» **EXERCISE PROMPT**:
Find and return each line containing "percent".

Collected data entries
• • • •
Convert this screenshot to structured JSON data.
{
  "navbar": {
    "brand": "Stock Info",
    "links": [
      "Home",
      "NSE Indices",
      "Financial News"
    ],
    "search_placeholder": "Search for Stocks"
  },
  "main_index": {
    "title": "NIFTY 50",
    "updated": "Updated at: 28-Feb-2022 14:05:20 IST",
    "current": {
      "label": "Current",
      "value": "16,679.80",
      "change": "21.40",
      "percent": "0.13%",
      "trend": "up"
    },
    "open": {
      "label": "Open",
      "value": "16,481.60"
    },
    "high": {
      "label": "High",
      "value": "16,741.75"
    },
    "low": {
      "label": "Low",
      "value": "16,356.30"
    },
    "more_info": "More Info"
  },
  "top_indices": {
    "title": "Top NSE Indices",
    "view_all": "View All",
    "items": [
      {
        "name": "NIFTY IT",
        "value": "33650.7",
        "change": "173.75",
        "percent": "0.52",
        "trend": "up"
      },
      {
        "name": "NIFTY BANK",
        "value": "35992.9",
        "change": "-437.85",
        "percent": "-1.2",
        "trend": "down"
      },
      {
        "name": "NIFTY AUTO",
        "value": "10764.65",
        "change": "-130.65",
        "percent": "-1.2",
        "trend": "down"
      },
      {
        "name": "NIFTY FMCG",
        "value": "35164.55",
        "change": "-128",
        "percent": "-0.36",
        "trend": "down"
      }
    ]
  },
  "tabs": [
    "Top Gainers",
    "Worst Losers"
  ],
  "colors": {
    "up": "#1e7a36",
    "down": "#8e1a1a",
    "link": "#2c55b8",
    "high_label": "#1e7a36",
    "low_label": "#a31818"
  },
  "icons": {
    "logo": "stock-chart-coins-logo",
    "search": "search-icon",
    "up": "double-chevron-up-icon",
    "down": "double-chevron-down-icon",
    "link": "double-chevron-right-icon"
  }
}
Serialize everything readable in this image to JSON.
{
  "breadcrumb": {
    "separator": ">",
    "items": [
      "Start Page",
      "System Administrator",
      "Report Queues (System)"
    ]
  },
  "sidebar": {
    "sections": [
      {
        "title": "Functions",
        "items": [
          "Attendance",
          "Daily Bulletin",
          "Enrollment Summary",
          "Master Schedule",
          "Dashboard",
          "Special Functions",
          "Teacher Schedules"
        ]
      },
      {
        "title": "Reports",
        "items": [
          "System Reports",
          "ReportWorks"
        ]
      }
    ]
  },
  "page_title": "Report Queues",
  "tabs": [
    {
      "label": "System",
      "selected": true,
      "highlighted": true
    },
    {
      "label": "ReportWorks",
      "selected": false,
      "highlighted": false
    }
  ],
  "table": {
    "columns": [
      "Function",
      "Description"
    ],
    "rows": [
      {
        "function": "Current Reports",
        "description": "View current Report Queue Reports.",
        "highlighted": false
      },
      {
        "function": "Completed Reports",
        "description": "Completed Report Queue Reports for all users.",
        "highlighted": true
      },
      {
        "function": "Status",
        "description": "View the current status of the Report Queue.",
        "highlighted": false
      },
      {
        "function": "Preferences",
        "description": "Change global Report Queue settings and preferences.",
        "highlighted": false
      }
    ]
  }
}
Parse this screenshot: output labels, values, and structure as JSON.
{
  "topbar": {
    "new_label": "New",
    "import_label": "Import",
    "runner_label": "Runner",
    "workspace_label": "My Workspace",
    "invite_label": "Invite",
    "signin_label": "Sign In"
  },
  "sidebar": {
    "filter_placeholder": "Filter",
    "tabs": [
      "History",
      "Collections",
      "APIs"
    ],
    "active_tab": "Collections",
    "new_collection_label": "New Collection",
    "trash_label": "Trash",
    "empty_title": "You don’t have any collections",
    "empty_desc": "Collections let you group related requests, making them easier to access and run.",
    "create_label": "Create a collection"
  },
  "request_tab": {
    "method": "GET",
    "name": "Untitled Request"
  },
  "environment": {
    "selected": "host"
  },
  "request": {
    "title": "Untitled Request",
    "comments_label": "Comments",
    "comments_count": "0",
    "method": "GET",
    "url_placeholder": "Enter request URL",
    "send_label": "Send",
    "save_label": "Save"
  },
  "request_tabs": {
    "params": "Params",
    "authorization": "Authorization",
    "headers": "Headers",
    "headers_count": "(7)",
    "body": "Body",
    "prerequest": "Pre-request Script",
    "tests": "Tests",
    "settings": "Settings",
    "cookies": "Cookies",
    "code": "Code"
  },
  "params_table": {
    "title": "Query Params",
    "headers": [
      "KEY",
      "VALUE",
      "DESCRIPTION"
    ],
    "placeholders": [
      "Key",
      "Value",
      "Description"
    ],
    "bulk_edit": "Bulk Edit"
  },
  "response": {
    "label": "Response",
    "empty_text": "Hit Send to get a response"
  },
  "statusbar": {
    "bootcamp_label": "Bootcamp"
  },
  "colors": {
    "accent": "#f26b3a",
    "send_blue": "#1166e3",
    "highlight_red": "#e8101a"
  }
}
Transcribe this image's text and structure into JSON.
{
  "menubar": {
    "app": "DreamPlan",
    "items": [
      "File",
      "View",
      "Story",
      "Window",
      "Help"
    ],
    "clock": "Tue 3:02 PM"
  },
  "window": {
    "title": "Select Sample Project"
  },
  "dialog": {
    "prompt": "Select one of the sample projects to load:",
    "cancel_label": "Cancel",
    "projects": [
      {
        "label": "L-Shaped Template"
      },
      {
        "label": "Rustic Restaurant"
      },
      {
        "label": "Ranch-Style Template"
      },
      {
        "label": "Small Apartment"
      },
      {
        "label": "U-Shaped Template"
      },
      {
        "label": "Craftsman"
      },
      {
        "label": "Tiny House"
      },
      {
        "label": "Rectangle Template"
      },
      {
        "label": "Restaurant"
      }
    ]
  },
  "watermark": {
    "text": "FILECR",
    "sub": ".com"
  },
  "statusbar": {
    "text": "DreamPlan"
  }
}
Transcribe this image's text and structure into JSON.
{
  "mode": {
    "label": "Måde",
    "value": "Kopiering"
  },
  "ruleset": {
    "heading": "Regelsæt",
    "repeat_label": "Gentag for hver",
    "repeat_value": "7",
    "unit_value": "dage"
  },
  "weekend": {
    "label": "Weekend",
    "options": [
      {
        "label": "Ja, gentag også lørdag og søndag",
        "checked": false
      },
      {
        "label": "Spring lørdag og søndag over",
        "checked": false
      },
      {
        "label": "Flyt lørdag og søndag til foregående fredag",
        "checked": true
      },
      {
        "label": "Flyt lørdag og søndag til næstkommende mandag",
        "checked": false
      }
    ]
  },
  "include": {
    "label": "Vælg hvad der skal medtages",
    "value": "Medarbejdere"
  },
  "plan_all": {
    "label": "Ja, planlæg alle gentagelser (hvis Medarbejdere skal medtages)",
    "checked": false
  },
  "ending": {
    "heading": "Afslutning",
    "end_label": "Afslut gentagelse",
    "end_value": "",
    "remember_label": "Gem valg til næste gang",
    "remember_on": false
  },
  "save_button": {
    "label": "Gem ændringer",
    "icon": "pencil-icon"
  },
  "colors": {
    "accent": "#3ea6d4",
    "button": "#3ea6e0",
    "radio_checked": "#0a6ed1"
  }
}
• • • •
» **RESPONSE TO THE TASK**:
      "percent": "0.13%",
        "percent": "0.52",
        "percent": "-1.2",
        "percent": "-1.2",
        "percent": "-0.36",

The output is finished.